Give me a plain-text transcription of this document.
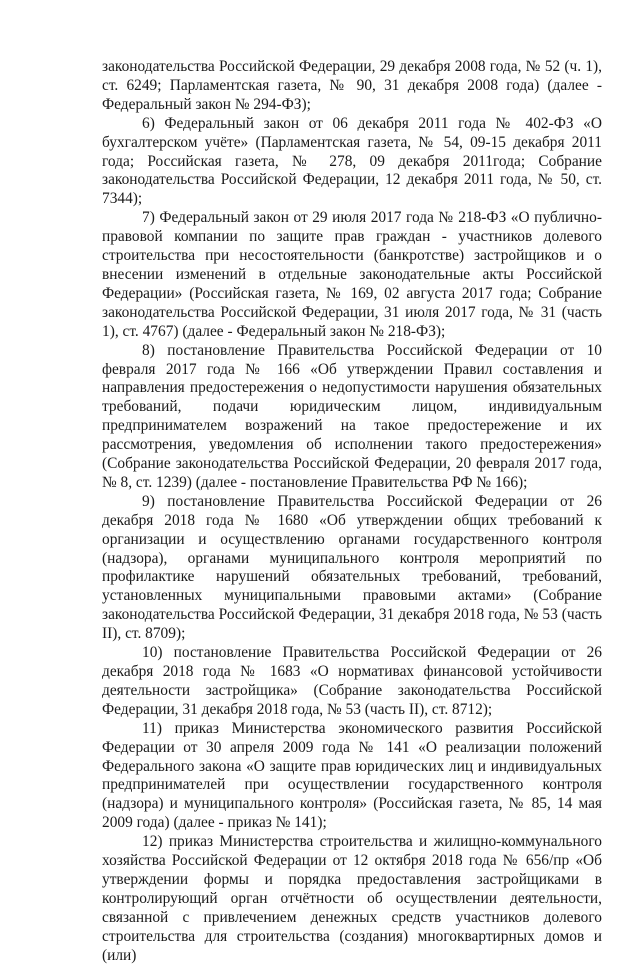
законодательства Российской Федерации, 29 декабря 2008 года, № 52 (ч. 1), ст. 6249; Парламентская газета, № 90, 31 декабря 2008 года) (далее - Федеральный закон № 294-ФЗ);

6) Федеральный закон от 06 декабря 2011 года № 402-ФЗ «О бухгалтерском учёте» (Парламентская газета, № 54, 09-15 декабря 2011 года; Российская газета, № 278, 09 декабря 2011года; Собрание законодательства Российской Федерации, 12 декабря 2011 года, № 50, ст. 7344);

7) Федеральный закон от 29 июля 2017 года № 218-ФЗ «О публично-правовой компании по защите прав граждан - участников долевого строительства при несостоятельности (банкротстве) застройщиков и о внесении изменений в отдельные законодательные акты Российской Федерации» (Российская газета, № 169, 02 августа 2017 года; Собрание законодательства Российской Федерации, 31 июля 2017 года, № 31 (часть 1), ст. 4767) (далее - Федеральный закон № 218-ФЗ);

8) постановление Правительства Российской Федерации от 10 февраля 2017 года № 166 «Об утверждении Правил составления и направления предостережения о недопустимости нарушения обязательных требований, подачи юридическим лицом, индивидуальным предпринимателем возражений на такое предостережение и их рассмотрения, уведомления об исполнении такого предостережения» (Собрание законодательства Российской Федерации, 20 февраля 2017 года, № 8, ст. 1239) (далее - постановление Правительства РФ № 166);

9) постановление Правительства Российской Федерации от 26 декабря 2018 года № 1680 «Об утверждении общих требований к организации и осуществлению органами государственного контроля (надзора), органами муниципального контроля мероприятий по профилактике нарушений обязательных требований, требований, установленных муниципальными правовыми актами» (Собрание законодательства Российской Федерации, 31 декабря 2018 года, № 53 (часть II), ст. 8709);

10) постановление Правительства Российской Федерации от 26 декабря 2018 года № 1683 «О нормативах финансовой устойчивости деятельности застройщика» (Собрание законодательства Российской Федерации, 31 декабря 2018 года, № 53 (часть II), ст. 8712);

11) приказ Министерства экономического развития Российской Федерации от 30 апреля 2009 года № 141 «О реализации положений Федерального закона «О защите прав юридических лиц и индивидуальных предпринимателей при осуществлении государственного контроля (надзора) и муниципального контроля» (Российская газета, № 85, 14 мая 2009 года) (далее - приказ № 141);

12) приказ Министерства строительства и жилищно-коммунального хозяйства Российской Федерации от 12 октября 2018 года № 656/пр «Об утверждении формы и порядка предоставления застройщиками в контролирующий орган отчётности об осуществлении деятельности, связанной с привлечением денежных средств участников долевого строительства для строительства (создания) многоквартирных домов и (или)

----

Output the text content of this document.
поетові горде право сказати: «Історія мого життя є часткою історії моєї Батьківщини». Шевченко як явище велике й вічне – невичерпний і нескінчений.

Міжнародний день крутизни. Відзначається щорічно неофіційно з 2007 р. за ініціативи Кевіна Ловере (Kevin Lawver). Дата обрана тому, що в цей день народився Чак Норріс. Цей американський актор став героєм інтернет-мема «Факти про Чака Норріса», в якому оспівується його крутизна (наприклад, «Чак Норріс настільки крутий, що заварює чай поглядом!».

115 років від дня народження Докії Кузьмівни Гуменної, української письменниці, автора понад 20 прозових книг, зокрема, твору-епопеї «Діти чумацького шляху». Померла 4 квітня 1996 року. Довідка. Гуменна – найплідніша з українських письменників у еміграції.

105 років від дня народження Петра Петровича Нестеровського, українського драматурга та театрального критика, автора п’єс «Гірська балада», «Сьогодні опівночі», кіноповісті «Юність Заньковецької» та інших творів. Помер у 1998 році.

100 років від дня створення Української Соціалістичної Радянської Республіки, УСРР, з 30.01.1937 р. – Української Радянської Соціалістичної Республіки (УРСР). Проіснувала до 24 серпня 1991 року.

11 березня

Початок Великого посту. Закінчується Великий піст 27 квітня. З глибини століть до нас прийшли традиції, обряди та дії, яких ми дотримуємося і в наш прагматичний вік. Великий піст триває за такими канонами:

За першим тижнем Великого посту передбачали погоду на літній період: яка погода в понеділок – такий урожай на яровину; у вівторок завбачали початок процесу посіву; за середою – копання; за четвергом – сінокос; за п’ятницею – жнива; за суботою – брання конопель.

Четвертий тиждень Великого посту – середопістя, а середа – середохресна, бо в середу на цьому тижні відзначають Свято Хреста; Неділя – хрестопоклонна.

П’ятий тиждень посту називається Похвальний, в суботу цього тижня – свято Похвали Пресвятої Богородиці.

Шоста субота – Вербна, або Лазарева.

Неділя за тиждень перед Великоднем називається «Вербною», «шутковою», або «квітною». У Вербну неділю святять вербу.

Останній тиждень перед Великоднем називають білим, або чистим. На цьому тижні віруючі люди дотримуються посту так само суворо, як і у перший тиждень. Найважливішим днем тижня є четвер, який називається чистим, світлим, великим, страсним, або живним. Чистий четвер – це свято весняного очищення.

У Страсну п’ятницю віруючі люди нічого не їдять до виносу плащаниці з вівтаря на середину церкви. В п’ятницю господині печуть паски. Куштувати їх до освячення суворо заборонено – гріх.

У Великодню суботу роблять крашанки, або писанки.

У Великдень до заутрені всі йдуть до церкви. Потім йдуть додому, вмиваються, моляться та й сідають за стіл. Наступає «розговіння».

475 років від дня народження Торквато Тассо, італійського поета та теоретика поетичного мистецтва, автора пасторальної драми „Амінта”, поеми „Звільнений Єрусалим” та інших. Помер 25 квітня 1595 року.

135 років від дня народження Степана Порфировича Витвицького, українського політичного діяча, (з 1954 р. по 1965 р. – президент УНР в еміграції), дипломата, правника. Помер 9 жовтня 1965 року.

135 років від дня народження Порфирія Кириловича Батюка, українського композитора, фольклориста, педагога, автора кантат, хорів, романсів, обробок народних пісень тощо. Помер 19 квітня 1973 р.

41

----

Find the string "суворо" in the records, then copy each line where it occurs.

RESULT OF THIS TASK:
Останній тиждень перед Великоднем називають білим, або чистим. На цьому тижні віруючі люди дотримуються посту так само суворо, як і у перший тиждень. Найважливішим днем тижня є четвер, який називається чистим, світлим, великим, страсним, або живним. Чистий четвер – це свято весняного очищення.
У Страсну п’ятницю віруючі люди нічого не їдять до виносу плащаниці з вівтаря на середину церкви. В п’ятницю господині печуть паски. Куштувати їх до освячення суворо заборонено – гріх.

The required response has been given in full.